- [WHAT IS ASKED]
Quote the full listing word for word.

- [SUPPLIED INFORMATION]
*-*-*

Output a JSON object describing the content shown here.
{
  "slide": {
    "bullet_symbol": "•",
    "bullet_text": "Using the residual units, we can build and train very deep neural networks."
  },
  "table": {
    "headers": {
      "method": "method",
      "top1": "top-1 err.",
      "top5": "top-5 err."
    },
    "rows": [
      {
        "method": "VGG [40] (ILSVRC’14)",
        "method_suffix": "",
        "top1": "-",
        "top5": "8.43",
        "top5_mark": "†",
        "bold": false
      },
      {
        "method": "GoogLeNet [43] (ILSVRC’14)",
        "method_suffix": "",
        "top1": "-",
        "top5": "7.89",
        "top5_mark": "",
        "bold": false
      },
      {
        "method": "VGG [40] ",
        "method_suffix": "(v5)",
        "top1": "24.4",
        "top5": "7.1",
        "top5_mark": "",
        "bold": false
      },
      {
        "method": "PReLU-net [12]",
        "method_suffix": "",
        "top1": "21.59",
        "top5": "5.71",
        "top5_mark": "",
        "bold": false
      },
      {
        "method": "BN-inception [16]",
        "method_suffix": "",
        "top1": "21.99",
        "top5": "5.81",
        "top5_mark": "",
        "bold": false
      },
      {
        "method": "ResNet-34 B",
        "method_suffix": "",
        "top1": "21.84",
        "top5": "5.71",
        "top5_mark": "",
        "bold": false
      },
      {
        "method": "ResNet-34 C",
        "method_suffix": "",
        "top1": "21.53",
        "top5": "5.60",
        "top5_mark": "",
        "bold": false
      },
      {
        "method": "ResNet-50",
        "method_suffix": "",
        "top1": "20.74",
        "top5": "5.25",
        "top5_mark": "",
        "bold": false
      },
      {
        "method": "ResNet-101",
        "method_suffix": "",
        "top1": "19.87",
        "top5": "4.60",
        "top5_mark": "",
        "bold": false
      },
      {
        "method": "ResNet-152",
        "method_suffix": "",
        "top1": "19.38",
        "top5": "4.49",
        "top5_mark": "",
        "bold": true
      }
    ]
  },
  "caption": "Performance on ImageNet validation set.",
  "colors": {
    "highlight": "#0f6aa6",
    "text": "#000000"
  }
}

*-*-*

- [ANSWER TO THE EXERCISE]
Output a JSON object describing the content shown here.
{
  "slide": {
    "bullet_symbol": "•",
    "bullet_text": "Using the residual units, we can build and train very deep neural networks."
  },
  "table": {
    "headers": {
      "method": "method",
      "top1": "top-1 err.",
      "top5": "top-5 err."
    },
    "rows": [
      {
        "method": "VGG [40] (ILSVRC’14)",
        "method_suffix": "",
        "top1": "-",
        "top5": "8.43",
        "top5_mark": "†",
        "bold": false
      },
      {
        "method": "GoogLeNet [43] (ILSVRC’14)",
        "method_suffix": "",
        "top1": "-",
        "top5": "7.89",
        "top5_mark": "",
        "bold": false
      },
      {
        "method": "VGG [40] ",
        "method_suffix": "(v5)",
        "top1": "24.4",
        "top5": "7.1",
        "top5_mark": "",
        "bold": false
      },
      {
        "method": "PReLU-net [12]",
        "method_suffix": "",
        "top1": "21.59",
        "top5": "5.71",
        "top5_mark": "",
        "bold": false
      },
      {
        "method": "BN-inception [16]",
        "method_suffix": "",
        "top1": "21.99",
        "top5": "5.81",
        "top5_mark": "",
        "bold": false
      },
      {
        "method": "ResNet-34 B",
        "method_suffix": "",
        "top1": "21.84",
        "top5": "5.71",
        "top5_mark": "",
        "bold": false
      },
      {
        "method": "ResNet-34 C",
        "method_suffix": "",
        "top1": "21.53",
        "top5": "5.60",
        "top5_mark": "",
        "bold": false
      },
      {
        "method": "ResNet-50",
        "method_suffix": "",
        "top1": "20.74",
        "top5": "5.25",
        "top5_mark": "",
        "bold": false
      },
      {
        "method": "ResNet-101",
        "method_suffix": "",
        "top1": "19.87",
        "top5": "4.60",
        "top5_mark": "",
        "bold": false
      },
      {
        "method": "ResNet-152",
        "method_suffix": "",
        "top1": "19.38",
        "top5": "4.49",
        "top5_mark": "",
        "bold": true
      }
    ]
  },
  "caption": "Performance on ImageNet validation set.",
  "colors": {
    "highlight": "#0f6aa6",
    "text": "#000000"
  }
}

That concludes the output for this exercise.